**WHAT YOU HAVE TO DO**
Copy out the lines that have "Feedback" in them.

[Entries from a dataset]
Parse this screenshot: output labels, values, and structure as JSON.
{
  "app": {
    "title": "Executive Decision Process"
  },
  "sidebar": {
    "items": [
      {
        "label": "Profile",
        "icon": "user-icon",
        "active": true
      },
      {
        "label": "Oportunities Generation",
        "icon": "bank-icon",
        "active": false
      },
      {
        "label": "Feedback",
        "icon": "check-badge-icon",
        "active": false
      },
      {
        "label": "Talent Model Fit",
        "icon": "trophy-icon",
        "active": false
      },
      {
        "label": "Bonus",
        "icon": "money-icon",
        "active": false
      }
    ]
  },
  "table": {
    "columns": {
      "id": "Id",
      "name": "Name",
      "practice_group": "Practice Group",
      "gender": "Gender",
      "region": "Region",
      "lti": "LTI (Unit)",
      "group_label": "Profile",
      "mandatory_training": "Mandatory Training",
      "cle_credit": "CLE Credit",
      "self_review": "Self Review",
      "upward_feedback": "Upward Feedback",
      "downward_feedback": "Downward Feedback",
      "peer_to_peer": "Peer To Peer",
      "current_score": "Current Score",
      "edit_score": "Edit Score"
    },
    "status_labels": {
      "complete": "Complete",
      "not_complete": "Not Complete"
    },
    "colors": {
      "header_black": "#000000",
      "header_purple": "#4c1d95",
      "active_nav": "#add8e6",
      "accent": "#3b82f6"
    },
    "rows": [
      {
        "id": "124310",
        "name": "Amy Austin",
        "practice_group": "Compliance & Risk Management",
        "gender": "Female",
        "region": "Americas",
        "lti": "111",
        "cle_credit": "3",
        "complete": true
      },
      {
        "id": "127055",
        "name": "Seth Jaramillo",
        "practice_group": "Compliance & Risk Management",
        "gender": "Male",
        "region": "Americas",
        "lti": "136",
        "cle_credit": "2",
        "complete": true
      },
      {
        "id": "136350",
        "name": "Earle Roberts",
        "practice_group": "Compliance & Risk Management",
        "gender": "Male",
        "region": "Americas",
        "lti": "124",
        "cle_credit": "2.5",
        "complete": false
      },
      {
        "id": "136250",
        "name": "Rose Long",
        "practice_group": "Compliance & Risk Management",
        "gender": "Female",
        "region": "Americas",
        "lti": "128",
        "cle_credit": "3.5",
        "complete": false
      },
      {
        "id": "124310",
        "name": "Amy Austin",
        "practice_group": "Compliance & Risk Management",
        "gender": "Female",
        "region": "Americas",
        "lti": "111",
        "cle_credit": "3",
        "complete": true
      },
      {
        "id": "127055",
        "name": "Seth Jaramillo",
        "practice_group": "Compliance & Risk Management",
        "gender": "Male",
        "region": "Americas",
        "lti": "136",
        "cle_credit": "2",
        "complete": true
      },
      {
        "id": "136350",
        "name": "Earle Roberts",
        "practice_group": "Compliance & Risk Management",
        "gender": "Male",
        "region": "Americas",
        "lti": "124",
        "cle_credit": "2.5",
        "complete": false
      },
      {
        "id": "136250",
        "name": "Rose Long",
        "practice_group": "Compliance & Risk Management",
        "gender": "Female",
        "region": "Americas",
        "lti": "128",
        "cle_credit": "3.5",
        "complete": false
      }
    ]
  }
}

**EXERCISE ANSWER**
        "label": "Feedback",
      "upward_feedback": "Upward Feedback",
      "downward_feedback": "Downward Feedback",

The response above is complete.